**Task statement**
Please pull out every line that includes the string "focused".

Items from a figure collection
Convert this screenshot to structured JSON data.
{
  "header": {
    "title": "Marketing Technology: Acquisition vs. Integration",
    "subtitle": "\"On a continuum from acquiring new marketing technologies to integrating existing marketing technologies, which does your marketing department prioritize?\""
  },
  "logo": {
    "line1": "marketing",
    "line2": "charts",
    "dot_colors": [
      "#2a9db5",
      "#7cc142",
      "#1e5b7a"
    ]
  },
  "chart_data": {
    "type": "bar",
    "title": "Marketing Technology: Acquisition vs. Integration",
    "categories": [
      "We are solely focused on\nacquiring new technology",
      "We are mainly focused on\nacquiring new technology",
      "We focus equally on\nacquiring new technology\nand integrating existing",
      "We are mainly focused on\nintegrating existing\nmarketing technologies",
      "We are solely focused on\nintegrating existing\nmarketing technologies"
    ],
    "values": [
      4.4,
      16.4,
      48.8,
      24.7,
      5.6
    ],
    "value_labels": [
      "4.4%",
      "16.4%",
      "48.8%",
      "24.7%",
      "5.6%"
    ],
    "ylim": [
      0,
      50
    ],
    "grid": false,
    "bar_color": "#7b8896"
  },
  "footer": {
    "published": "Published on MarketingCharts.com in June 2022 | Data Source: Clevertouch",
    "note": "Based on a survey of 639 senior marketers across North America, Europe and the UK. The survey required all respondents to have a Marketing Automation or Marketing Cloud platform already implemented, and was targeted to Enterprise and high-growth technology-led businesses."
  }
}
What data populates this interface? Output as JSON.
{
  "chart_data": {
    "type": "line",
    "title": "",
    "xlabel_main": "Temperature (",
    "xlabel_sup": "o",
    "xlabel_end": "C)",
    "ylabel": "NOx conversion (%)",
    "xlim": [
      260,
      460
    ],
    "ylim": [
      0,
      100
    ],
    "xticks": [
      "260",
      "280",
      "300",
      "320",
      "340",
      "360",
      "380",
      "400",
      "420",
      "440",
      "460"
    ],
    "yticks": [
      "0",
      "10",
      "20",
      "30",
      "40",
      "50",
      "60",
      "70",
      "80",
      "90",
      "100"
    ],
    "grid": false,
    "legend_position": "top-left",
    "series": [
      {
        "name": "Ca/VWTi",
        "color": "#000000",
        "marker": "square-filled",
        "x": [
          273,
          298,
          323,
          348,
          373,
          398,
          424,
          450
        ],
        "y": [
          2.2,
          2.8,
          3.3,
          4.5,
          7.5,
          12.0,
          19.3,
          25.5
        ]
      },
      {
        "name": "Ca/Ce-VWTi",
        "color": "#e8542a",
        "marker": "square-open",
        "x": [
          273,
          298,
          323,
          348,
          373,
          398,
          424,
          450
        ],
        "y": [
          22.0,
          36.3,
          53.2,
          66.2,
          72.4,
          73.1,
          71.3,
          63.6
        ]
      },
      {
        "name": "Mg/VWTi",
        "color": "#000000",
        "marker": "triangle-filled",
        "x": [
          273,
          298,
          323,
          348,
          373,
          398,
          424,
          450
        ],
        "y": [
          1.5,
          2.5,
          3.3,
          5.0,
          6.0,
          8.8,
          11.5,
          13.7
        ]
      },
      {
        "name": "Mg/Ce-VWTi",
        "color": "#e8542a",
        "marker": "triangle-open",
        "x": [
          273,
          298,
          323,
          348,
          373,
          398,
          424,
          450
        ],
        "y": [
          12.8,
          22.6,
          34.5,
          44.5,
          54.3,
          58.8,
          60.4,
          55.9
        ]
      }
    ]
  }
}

**The reply**
      "We are solely focused on\nacquiring new technology",
      "We are mainly focused on\nacquiring new technology",
      "We are mainly focused on\nintegrating existing\nmarketing technologies",
      "We are solely focused on\nintegrating existing\nmarketing technologies"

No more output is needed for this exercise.